Copy each line of the entries that contains the word "name".
-- BEGIN --
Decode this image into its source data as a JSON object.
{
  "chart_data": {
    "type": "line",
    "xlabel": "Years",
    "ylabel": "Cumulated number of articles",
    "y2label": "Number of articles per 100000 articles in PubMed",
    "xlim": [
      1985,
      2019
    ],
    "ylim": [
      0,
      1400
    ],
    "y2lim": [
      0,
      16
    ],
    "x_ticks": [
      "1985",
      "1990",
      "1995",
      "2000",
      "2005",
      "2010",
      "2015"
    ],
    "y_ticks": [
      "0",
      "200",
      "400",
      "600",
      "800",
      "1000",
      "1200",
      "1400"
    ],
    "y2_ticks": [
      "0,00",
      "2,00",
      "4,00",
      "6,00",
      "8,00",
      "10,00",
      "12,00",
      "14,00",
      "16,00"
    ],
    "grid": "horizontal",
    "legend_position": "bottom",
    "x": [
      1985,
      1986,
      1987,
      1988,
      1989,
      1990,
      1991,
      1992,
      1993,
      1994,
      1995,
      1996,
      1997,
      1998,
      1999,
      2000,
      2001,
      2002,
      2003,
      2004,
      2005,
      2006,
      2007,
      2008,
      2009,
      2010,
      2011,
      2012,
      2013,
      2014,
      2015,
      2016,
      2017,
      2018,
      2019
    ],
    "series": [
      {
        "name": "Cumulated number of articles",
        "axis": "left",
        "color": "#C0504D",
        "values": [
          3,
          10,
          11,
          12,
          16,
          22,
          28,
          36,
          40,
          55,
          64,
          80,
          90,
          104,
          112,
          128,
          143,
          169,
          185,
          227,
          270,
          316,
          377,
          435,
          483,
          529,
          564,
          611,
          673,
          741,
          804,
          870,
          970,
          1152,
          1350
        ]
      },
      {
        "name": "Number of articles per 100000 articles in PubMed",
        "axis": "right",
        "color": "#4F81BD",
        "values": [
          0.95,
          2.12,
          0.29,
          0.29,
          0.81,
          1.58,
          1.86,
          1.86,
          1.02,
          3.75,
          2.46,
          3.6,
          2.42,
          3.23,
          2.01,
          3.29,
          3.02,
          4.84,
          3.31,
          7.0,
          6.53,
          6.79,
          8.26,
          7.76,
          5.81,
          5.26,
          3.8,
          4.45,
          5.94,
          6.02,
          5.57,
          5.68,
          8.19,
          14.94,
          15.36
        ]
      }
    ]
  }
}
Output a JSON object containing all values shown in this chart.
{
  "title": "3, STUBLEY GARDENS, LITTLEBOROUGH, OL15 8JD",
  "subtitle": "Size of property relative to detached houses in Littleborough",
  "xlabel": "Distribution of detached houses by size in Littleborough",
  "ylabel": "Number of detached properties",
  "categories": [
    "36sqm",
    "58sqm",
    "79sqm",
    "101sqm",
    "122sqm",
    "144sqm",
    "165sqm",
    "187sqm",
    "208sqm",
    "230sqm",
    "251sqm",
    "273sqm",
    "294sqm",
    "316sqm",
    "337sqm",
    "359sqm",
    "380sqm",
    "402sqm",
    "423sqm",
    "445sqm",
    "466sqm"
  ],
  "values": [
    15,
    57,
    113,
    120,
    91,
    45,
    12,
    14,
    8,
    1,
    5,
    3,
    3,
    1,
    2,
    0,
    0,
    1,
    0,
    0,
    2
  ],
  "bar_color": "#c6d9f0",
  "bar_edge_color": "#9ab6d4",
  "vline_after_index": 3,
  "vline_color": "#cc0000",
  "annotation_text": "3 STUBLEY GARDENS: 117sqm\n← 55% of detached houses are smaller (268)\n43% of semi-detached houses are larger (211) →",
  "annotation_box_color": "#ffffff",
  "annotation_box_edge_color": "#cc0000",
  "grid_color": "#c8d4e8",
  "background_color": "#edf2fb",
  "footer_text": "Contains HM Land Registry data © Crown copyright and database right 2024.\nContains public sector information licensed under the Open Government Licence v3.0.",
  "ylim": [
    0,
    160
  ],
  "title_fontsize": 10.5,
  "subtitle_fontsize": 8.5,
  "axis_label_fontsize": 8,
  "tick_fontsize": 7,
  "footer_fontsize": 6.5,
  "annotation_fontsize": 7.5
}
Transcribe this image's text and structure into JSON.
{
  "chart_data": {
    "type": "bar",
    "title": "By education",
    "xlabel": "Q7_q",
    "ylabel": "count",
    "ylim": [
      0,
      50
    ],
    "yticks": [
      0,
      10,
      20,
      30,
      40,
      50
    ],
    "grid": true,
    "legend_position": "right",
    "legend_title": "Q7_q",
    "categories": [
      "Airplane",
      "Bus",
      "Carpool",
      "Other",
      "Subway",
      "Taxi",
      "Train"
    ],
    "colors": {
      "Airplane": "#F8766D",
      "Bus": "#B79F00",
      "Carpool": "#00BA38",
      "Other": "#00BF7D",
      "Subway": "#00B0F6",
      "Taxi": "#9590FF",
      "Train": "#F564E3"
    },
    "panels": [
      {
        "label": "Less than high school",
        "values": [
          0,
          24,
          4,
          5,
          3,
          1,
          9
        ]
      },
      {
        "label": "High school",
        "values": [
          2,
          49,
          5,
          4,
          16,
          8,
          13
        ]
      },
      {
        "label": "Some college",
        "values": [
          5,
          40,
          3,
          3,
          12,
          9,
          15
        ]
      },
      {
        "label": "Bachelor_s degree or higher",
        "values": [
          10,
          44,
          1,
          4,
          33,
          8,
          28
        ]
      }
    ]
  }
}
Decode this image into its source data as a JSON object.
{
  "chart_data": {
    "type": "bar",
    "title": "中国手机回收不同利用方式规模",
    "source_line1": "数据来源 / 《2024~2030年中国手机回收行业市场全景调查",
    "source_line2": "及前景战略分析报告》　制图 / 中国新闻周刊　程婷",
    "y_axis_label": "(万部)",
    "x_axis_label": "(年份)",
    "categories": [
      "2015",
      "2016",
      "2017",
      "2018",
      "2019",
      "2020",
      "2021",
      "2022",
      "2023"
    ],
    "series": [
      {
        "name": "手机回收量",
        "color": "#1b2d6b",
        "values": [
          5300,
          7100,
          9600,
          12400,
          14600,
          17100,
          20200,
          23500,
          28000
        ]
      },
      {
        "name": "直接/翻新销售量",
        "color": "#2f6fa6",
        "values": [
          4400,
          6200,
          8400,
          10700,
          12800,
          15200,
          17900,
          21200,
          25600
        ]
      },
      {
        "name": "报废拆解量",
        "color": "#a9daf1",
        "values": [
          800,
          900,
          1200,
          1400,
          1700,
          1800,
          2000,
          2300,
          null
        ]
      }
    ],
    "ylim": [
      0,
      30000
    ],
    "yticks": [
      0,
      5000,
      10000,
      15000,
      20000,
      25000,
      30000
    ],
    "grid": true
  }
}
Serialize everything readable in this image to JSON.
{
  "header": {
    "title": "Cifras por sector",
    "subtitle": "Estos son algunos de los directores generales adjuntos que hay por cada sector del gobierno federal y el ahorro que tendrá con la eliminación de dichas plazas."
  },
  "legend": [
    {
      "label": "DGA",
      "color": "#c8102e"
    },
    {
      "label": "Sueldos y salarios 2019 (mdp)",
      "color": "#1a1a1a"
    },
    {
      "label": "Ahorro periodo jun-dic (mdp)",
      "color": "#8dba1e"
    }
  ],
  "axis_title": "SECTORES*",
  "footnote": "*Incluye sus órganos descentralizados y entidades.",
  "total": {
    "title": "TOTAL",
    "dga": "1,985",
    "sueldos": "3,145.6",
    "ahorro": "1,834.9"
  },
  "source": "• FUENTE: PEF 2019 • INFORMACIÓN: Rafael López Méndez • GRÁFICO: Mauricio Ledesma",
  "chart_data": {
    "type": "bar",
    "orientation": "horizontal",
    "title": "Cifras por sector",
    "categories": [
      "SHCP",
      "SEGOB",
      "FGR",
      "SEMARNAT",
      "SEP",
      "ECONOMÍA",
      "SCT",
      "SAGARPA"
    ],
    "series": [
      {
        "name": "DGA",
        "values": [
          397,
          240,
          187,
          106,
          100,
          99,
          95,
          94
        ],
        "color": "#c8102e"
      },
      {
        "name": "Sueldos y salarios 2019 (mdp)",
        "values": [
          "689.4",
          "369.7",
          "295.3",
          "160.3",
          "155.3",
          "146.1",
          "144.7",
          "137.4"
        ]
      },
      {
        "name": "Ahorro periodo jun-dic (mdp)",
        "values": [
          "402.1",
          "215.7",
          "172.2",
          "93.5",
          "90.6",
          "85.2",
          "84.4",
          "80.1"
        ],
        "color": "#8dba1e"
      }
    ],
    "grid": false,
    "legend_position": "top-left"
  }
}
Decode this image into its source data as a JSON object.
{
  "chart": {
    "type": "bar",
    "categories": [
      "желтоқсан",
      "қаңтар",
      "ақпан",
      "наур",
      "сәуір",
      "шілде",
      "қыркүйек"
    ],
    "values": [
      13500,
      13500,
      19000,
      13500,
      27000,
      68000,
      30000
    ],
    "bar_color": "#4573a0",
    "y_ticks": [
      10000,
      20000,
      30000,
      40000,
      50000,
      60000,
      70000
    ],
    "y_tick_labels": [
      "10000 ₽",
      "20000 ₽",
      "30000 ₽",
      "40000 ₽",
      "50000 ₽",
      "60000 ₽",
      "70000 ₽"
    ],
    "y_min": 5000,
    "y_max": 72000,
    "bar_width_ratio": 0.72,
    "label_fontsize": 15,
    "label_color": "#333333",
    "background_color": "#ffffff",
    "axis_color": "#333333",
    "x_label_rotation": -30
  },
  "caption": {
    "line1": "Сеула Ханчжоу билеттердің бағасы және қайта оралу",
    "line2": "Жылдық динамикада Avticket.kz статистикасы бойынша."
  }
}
-- END --
§ **Response to this exercise**:
        "name": "Cumulated number of articles",
        "name": "Number of articles per 100000 articles in PubMed",
        "name": "手机回收量",
        "name": "直接/翻新销售量",
        "name": "报废拆解量",
        "name": "DGA",
        "name": "Sueldos y salarios 2019 (mdp)",
        "name": "Ahorro periodo jun-dic (mdp)",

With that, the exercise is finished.